REQUIRED TASK:
Reproduce each line exactly. Skip none.

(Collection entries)
## START
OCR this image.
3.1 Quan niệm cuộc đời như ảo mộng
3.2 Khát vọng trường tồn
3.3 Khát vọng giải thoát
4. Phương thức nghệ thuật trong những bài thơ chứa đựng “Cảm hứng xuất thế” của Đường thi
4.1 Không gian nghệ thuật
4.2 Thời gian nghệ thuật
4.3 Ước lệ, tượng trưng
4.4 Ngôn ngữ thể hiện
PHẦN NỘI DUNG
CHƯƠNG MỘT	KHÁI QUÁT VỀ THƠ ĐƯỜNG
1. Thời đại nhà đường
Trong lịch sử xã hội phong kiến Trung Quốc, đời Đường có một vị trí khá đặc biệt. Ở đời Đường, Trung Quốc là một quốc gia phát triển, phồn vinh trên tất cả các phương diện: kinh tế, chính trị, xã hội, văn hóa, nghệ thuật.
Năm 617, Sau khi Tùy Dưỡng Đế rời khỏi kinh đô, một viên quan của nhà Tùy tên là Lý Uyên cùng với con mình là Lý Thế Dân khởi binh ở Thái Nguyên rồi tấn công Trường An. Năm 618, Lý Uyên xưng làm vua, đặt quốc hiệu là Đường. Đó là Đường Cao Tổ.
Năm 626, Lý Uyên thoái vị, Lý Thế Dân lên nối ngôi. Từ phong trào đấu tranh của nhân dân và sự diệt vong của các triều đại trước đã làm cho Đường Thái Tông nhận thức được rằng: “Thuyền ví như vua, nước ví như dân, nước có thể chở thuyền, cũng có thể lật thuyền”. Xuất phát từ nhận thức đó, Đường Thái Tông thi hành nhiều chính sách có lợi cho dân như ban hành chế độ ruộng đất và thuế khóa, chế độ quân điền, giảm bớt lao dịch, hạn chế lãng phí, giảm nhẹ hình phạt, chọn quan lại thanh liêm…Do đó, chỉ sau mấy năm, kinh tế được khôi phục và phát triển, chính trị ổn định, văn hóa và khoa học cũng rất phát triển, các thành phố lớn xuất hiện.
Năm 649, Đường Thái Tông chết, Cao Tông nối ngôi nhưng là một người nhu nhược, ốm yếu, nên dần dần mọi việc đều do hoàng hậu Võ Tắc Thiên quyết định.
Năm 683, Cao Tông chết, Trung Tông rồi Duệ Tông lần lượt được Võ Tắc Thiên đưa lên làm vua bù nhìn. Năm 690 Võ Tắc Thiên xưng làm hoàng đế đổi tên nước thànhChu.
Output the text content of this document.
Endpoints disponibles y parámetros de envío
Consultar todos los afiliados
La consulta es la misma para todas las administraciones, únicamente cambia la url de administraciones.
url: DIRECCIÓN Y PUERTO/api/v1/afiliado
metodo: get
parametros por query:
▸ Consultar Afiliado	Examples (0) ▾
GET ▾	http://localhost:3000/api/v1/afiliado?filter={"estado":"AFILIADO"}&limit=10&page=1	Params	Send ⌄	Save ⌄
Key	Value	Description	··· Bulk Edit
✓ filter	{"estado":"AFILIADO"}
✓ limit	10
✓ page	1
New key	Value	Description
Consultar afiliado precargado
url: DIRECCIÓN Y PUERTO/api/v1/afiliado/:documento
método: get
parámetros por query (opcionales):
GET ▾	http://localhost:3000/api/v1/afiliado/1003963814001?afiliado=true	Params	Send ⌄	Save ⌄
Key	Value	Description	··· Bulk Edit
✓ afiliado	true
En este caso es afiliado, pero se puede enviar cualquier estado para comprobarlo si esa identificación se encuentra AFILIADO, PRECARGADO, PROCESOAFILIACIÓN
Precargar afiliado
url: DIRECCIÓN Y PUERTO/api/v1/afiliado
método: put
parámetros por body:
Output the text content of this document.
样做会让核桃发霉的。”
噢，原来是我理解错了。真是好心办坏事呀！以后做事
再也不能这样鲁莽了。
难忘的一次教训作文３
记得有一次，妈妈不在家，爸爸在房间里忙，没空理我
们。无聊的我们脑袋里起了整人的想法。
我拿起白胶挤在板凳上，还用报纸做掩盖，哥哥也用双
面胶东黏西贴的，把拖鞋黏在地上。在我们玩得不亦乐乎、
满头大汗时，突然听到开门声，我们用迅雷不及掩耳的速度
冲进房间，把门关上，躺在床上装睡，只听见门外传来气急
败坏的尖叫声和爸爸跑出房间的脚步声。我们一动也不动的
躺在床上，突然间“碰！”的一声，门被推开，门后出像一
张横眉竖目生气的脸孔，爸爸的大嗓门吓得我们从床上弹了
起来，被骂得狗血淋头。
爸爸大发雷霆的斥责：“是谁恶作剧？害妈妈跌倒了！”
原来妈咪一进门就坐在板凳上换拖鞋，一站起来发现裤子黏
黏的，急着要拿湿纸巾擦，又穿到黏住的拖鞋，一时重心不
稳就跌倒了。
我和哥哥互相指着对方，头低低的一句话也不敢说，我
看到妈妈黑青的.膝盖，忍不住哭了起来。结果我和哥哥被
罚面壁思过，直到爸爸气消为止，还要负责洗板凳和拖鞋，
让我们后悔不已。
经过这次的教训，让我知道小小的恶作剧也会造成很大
## END
OUTPUT OF THE TASK:
OCR this image.
3.1 Quan niệm cuộc đời như ảo mộng
3.2 Khát vọng trường tồn
3.3 Khát vọng giải thoát
4. Phương thức nghệ thuật trong những bài thơ chứa đựng “Cảm hứng xuất thế” của Đường thi
4.1 Không gian nghệ thuật
4.2 Thời gian nghệ thuật
4.3 Ước lệ, tượng trưng
4.4 Ngôn ngữ thể hiện
PHẦN NỘI DUNG
CHƯƠNG MỘT	KHÁI QUÁT VỀ THƠ ĐƯỜNG
1. Thời đại nhà đường
Trong lịch sử xã hội phong kiến Trung Quốc, đời Đường có một vị trí khá đặc biệt. Ở đời Đường, Trung Quốc là một quốc gia phát triển, phồn vinh trên tất cả các phương diện: kinh tế, chính trị, xã hội, văn hóa, nghệ thuật.
Năm 617, Sau khi Tùy Dưỡng Đế rời khỏi kinh đô, một viên quan của nhà Tùy tên là Lý Uyên cùng với con mình là Lý Thế Dân khởi binh ở Thái Nguyên rồi tấn công Trường An. Năm 618, Lý Uyên xưng làm vua, đặt quốc hiệu là Đường. Đó là Đường Cao Tổ.
Năm 626, Lý Uyên thoái vị, Lý Thế Dân lên nối ngôi. Từ phong trào đấu tranh của nhân dân và sự diệt vong của các triều đại trước đã làm cho Đường Thái Tông nhận thức được rằng: “Thuyền ví như vua, nước ví như dân, nước có thể chở thuyền, cũng có thể lật thuyền”. Xuất phát từ nhận thức đó, Đường Thái Tông thi hành nhiều chính sách có lợi cho dân như ban hành chế độ ruộng đất và thuế khóa, chế độ quân điền, giảm bớt lao dịch, hạn chế lãng phí, giảm nhẹ hình phạt, chọn quan lại thanh liêm…Do đó, chỉ sau mấy năm, kinh tế được khôi phục và phát triển, chính trị ổn định, văn hóa và khoa học cũng rất phát triển, các thành phố lớn xuất hiện.
Năm 649, Đường Thái Tông chết, Cao Tông nối ngôi nhưng là một người nhu nhược, ốm yếu, nên dần dần mọi việc đều do hoàng hậu Võ Tắc Thiên quyết định.
Năm 683, Cao Tông chết, Trung Tông rồi Duệ Tông lần lượt được Võ Tắc Thiên đưa lên làm vua bù nhìn. Năm 690 Võ Tắc Thiên xưng làm hoàng đế đổi tên nước thànhChu.
Output the text content of this document.
Endpoints disponibles y parámetros de envío
Consultar todos los afiliados
La consulta es la misma para todas las administraciones, únicamente cambia la url de administraciones.
url: DIRECCIÓN Y PUERTO/api/v1/afiliado
metodo: get
parametros por query:
▸ Consultar Afiliado	Examples (0) ▾
GET ▾	http://localhost:3000/api/v1/afiliado?filter={"estado":"AFILIADO"}&limit=10&page=1	Params	Send ⌄	Save ⌄
Key	Value	Description	··· Bulk Edit
✓ filter	{"estado":"AFILIADO"}
✓ limit	10
✓ page	1
New key	Value	Description
Consultar afiliado precargado
url: DIRECCIÓN Y PUERTO/api/v1/afiliado/:documento
método: get
parámetros por query (opcionales):
GET ▾	http://localhost:3000/api/v1/afiliado/1003963814001?afiliado=true	Params	Send ⌄	Save ⌄
Key	Value	Description	··· Bulk Edit
✓ afiliado	true
En este caso es afiliado, pero se puede enviar cualquier estado para comprobarlo si esa identificación se encuentra AFILIADO, PRECARGADO, PROCESOAFILIACIÓN
Precargar afiliado
url: DIRECCIÓN Y PUERTO/api/v1/afiliado
método: put
parámetros por body:
Output the text content of this document.
样做会让核桃发霉的。”
噢，原来是我理解错了。真是好心办坏事呀！以后做事
再也不能这样鲁莽了。
难忘的一次教训作文３
记得有一次，妈妈不在家，爸爸在房间里忙，没空理我
们。无聊的我们脑袋里起了整人的想法。
我拿起白胶挤在板凳上，还用报纸做掩盖，哥哥也用双
面胶东黏西贴的，把拖鞋黏在地上。在我们玩得不亦乐乎、
满头大汗时，突然听到开门声，我们用迅雷不及掩耳的速度
冲进房间，把门关上，躺在床上装睡，只听见门外传来气急
败坏的尖叫声和爸爸跑出房间的脚步声。我们一动也不动的
躺在床上，突然间“碰！”的一声，门被推开，门后出像一
张横眉竖目生气的脸孔，爸爸的大嗓门吓得我们从床上弹了
起来，被骂得狗血淋头。
爸爸大发雷霆的斥责：“是谁恶作剧？害妈妈跌倒了！”
原来妈咪一进门就坐在板凳上换拖鞋，一站起来发现裤子黏
黏的，急着要拿湿纸巾擦，又穿到黏住的拖鞋，一时重心不
稳就跌倒了。
我和哥哥互相指着对方，头低低的一句话也不敢说，我
看到妈妈黑青的.膝盖，忍不住哭了起来。结果我和哥哥被
罚面壁思过，直到爸爸气消为止，还要负责洗板凳和拖鞋，
让我们后悔不已。
经过这次的教训，让我知道小小的恶作剧也会造成很大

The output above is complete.